## Task brief
Each entry must be given again exactly; images do not belong in the copy.
-- Start Material supplied --
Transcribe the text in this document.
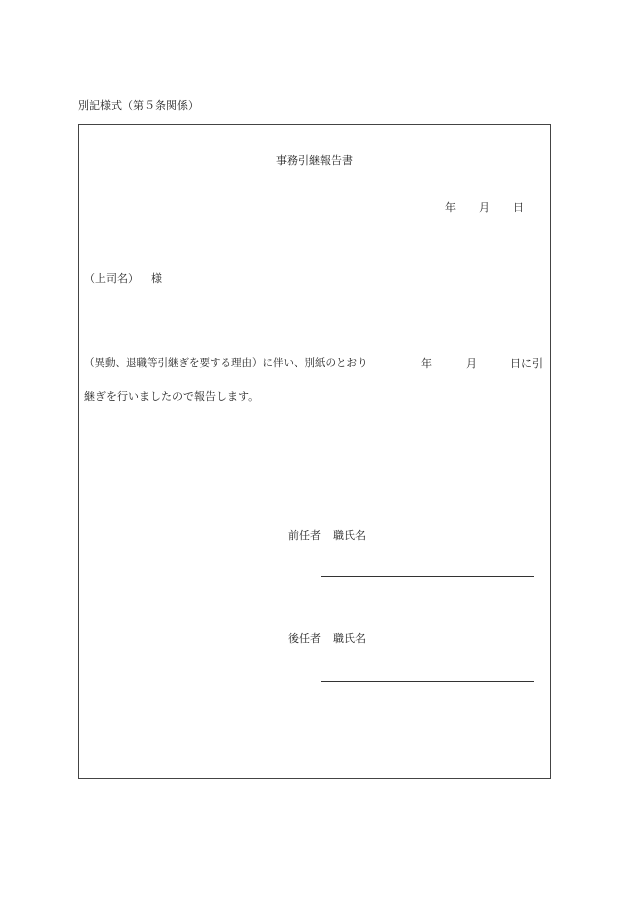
別記様式（第５条関係）
事務引継報告書
年 月 日
（上司名） 様
（異動、退職等引継ぎを要する理由）に伴い、別紙のとおり	年	月	日に引
継ぎを行いましたので報告します。
前任者 職氏名
後任者 職氏名
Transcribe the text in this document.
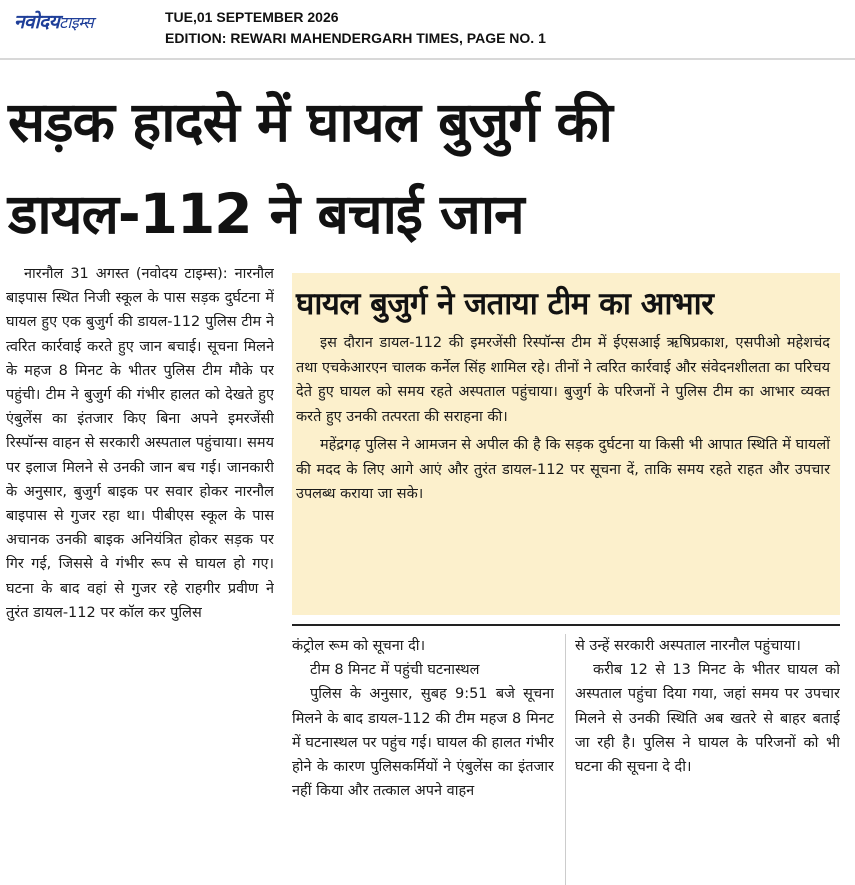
नवोदयटाइम्स	TUE,01 SEPTEMBER 2026
EDITION: REWARI MAHENDERGARH TIMES, PAGE NO. 1
सड़क हादसे में घायल बुजुर्ग की डायल-112 ने बचाई जान

नारनौल 31 अगस्त (नवोदय टाइम्स): नारनौल बाइपास स्थित निजी स्कूल के पास सड़क दुर्घटना में घायल हुए एक बुजुर्ग की डायल-112 पुलिस टीम ने त्वरित कार्रवाई करते हुए जान बचाई। सूचना मिलने के महज 8 मिनट के भीतर पुलिस टीम मौके पर पहुंची। टीम ने बुजुर्ग की गंभीर हालत को देखते हुए एंबुलेंस का इंतजार किए बिना अपने इमरजेंसी रिस्पॉन्स वाहन से सरकारी अस्पताल पहुंचाया। समय पर इलाज मिलने से उनकी जान बच गई। जानकारी के अनुसार, बुजुर्ग बाइक पर सवार होकर नारनौल बाइपास से गुजर रहा था। पीबीएस स्कूल के पास अचानक उनकी बाइक अनियंत्रित होकर सड़क पर गिर गई, जिससे वे गंभीर रूप से घायल हो गए। घटना के बाद वहां से गुजर रहे राहगीर प्रवीण ने तुरंत डायल-112 पर कॉल कर पुलिस

घायल बुजुर्ग ने जताया टीम का आभार

इस दौरान डायल-112 की इमरजेंसी रिस्पॉन्स टीम में ईएसआई ऋषिप्रकाश, एसपीओ महेशचंद तथा एचकेआरएन चालक कर्नेल सिंह शामिल रहे। तीनों ने त्वरित कार्रवाई और संवेदनशीलता का परिचय देते हुए घायल को समय रहते अस्पताल पहुंचाया। बुजुर्ग के परिजनों ने पुलिस टीम का आभार व्यक्त करते हुए उनकी तत्परता की सराहना की।

महेंद्रगढ़ पुलिस ने आमजन से अपील की है कि सड़क दुर्घटना या किसी भी आपात स्थिति में घायलों की मदद के लिए आगे आएं और तुरंत डायल-112 पर सूचना दें, ताकि समय रहते राहत और उपचार उपलब्ध कराया जा सके।

कंट्रोल रूम को सूचना दी।

टीम 8 मिनट में पहुंची घटनास्थल

पुलिस के अनुसार, सुबह 9:51 बजे सूचना मिलने के बाद डायल-112 की टीम महज 8 मिनट में घटनास्थल पर पहुंच गई। घायल की हालत गंभीर होने के कारण पुलिसकर्मियों ने एंबुलेंस का इंतजार नहीं किया और तत्काल अपने वाहन

से उन्हें सरकारी अस्पताल नारनौल पहुंचाया।

करीब 12 से 13 मिनट के भीतर घायल को अस्पताल पहुंचा दिया गया, जहां समय पर उपचार मिलने से उनकी स्थिति अब खतरे से बाहर बताई जा रही है। पुलिस ने घायल के परिजनों को भी घटना की सूचना दे दी।
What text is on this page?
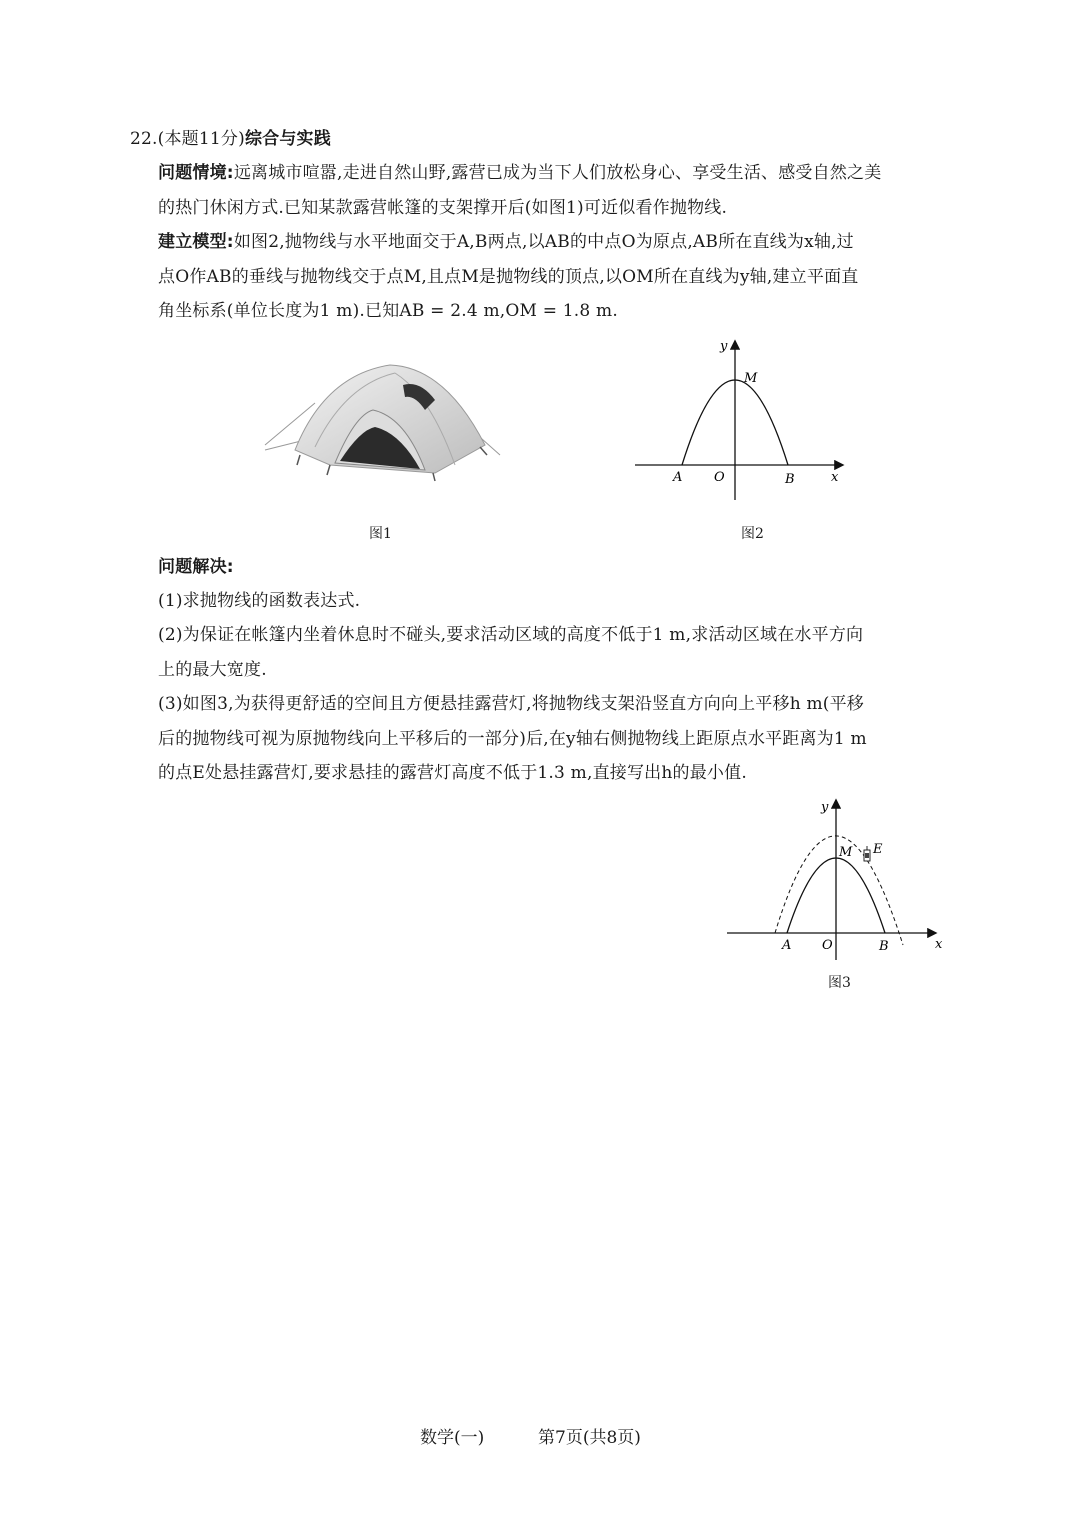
22.(本题11分)综合与实践
问题情境:远离城市喧嚣,走进自然山野,露营已成为当下人们放松身心、享受生活、感受自然之美
的热门休闲方式.已知某款露营帐篷的支架撑开后(如图1)可近似看作抛物线.
建立模型:如图2,抛物线与水平地面交于A,B两点,以AB的中点O为原点,AB所在直线为x轴,过
点O作AB的垂线与抛物线交于点M,且点M是抛物线的顶点,以OM所在直线为y轴,建立平面直
角坐标系(单位长度为1 m).已知AB = 2.4 m,OM = 1.8 m.
图1
y
M
A O	B	x
图2
问题解决:
(1)求抛物线的函数表达式.
(2)为保证在帐篷内坐着休息时不碰头,要求活动区域的高度不低于1 m,求活动区域在水平方向
上的最大宽度.
(3)如图3,为获得更舒适的空间且方便悬挂露营灯,将抛物线支架沿竖直方向向上平移h m(平移
后的抛物线可视为原抛物线向上平移后的一部分)后,在y轴右侧抛物线上距原点水平距离为1 m
的点E处悬挂露营灯,要求悬挂的露营灯高度不低于1.3 m,直接写出h的最小值.
y
M E
A O	B	x
图3
数学(一)	第7页(共8页)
-- End Material supplied --
## Solved exercise
Transcribe the text in this document.
別記様式（第５条関係）
事務引継報告書
年 月 日
（上司名） 様
（異動、退職等引継ぎを要する理由）に伴い、別紙のとおり	年	月	日に引
継ぎを行いましたので報告します。
前任者 職氏名
後任者 職氏名
Transcribe the text in this document.
नवोदयटाइम्स	TUE,01 SEPTEMBER 2026
EDITION: REWARI MAHENDERGARH TIMES, PAGE NO. 1
सड़क हादसे में घायल बुजुर्ग की डायल-112 ने बचाई जान

नारनौल 31 अगस्त (नवोदय टाइम्स): नारनौल बाइपास स्थित निजी स्कूल के पास सड़क दुर्घटना में घायल हुए एक बुजुर्ग की डायल-112 पुलिस टीम ने त्वरित कार्रवाई करते हुए जान बचाई। सूचना मिलने के महज 8 मिनट के भीतर पुलिस टीम मौके पर पहुंची। टीम ने बुजुर्ग की गंभीर हालत को देखते हुए एंबुलेंस का इंतजार किए बिना अपने इमरजेंसी रिस्पॉन्स वाहन से सरकारी अस्पताल पहुंचाया। समय पर इलाज मिलने से उनकी जान बच गई। जानकारी के अनुसार, बुजुर्ग बाइक पर सवार होकर नारनौल बाइपास से गुजर रहा था। पीबीएस स्कूल के पास अचानक उनकी बाइक अनियंत्रित होकर सड़क पर गिर गई, जिससे वे गंभीर रूप से घायल हो गए। घटना के बाद वहां से गुजर रहे राहगीर प्रवीण ने तुरंत डायल-112 पर कॉल कर पुलिस

घायल बुजुर्ग ने जताया टीम का आभार

इस दौरान डायल-112 की इमरजेंसी रिस्पॉन्स टीम में ईएसआई ऋषिप्रकाश, एसपीओ महेशचंद तथा एचकेआरएन चालक कर्नेल सिंह शामिल रहे। तीनों ने त्वरित कार्रवाई और संवेदनशीलता का परिचय देते हुए घायल को समय रहते अस्पताल पहुंचाया। बुजुर्ग के परिजनों ने पुलिस टीम का आभार व्यक्त करते हुए उनकी तत्परता की सराहना की।

महेंद्रगढ़ पुलिस ने आमजन से अपील की है कि सड़क दुर्घटना या किसी भी आपात स्थिति में घायलों की मदद के लिए आगे आएं और तुरंत डायल-112 पर सूचना दें, ताकि समय रहते राहत और उपचार उपलब्ध कराया जा सके।

कंट्रोल रूम को सूचना दी।

टीम 8 मिनट में पहुंची घटनास्थल

पुलिस के अनुसार, सुबह 9:51 बजे सूचना मिलने के बाद डायल-112 की टीम महज 8 मिनट में घटनास्थल पर पहुंच गई। घायल की हालत गंभीर होने के कारण पुलिसकर्मियों ने एंबुलेंस का इंतजार नहीं किया और तत्काल अपने वाहन

से उन्हें सरकारी अस्पताल नारनौल पहुंचाया।

करीब 12 से 13 मिनट के भीतर घायल को अस्पताल पहुंचा दिया गया, जहां समय पर उपचार मिलने से उनकी स्थिति अब खतरे से बाहर बताई जा रही है। पुलिस ने घायल के परिजनों को भी घटना की सूचना दे दी।
What text is on this page?
22.(本题11分)综合与实践
问题情境:远离城市喧嚣,走进自然山野,露营已成为当下人们放松身心、享受生活、感受自然之美
的热门休闲方式.已知某款露营帐篷的支架撑开后(如图1)可近似看作抛物线.
建立模型:如图2,抛物线与水平地面交于A,B两点,以AB的中点O为原点,AB所在直线为x轴,过
点O作AB的垂线与抛物线交于点M,且点M是抛物线的顶点,以OM所在直线为y轴,建立平面直
角坐标系(单位长度为1 m).已知AB = 2.4 m,OM = 1.8 m.
图1
y
M
A O	B	x
图2
问题解决:
(1)求抛物线的函数表达式.
(2)为保证在帐篷内坐着休息时不碰头,要求活动区域的高度不低于1 m,求活动区域在水平方向
上的最大宽度.
(3)如图3,为获得更舒适的空间且方便悬挂露营灯,将抛物线支架沿竖直方向向上平移h m(平移
后的抛物线可视为原抛物线向上平移后的一部分)后,在y轴右侧抛物线上距原点水平距离为1 m
的点E处悬挂露营灯,要求悬挂的露营灯高度不低于1.3 m,直接写出h的最小值.
y
M E
A O	B	x
图3
数学(一)	第7页(共8页)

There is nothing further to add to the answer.